**EXERCISE DIRECTIONS**
Transcribe all of the material exactly, except for its pictures.

## begin ROWS

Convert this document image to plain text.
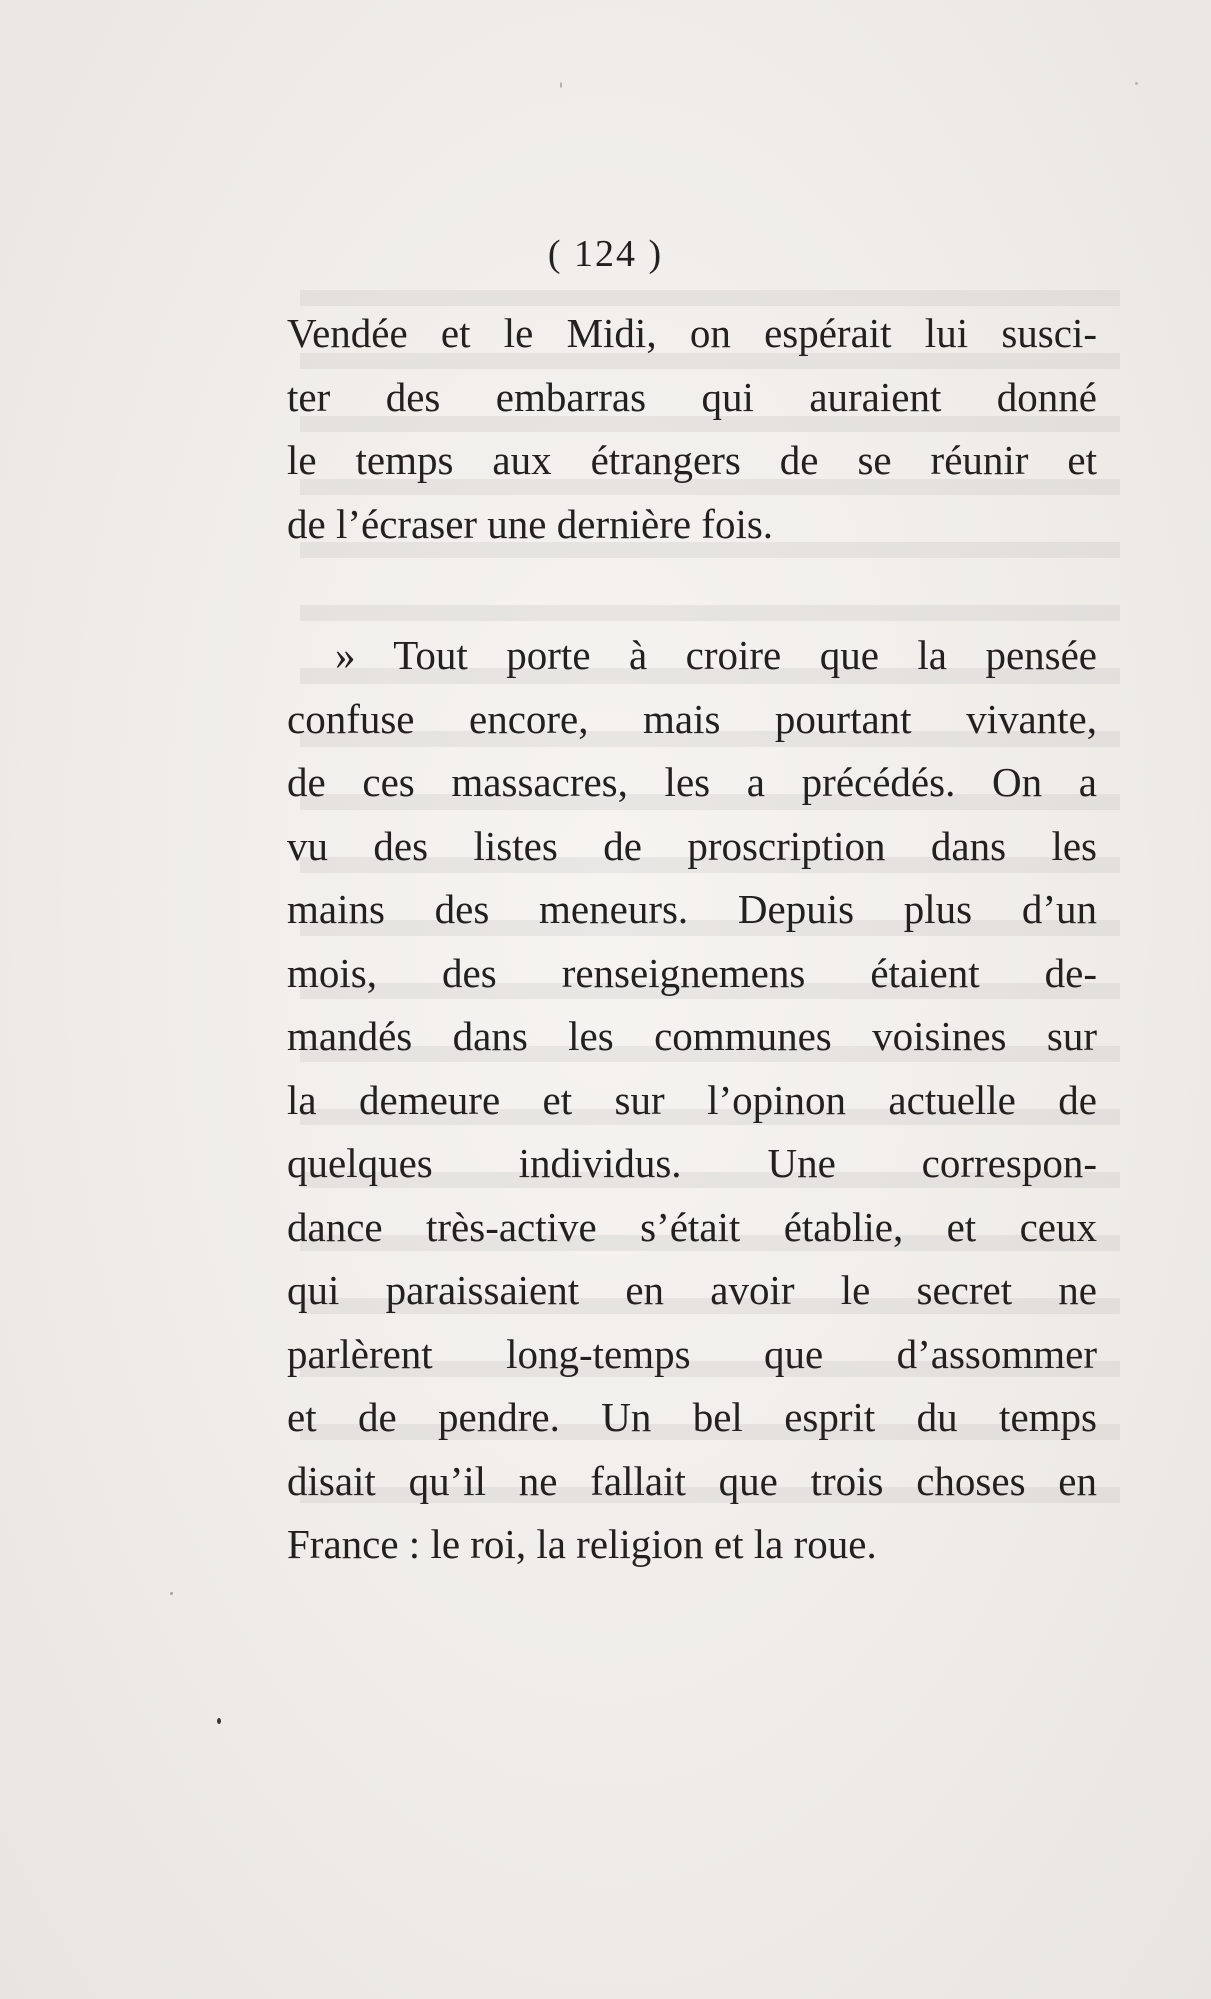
( 124 )
Vendée et le Midi, on espérait lui susci-
ter des embarras qui auraient donné
le temps aux étrangers de se réunir et
de l’écraser une dernière fois.
» Tout porte à croire que la pensée
confuse encore, mais pourtant vivante,
de ces massacres, les a précédés. On a
vu des listes de proscription dans les
mains des meneurs. Depuis plus d’un
mois, des renseignemens étaient de-
mandés dans les communes voisines sur
la demeure et sur l’opinon actuelle de
quelques individus. Une correspon-
dance très-active s’était établie, et ceux
qui paraissaient en avoir le secret ne
parlèrent long-temps que d’assommer
et de pendre. Un bel esprit du temps
disait qu’il ne fallait que trois choses en
France : le roi, la religion et la roue.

## end ROWS

**ANSWER BELOW**
Convert this document image to plain text.
( 124 )
Vendée et le Midi, on espérait lui susci-
ter des embarras qui auraient donné
le temps aux étrangers de se réunir et
de l’écraser une dernière fois.
» Tout porte à croire que la pensée
confuse encore, mais pourtant vivante,
de ces massacres, les a précédés. On a
vu des listes de proscription dans les
mains des meneurs. Depuis plus d’un
mois, des renseignemens étaient de-
mandés dans les communes voisines sur
la demeure et sur l’opinon actuelle de
quelques individus. Une correspon-
dance très-active s’était établie, et ceux
qui paraissaient en avoir le secret ne
parlèrent long-temps que d’assommer
et de pendre. Un bel esprit du temps
disait qu’il ne fallait que trois choses en
France : le roi, la religion et la roue.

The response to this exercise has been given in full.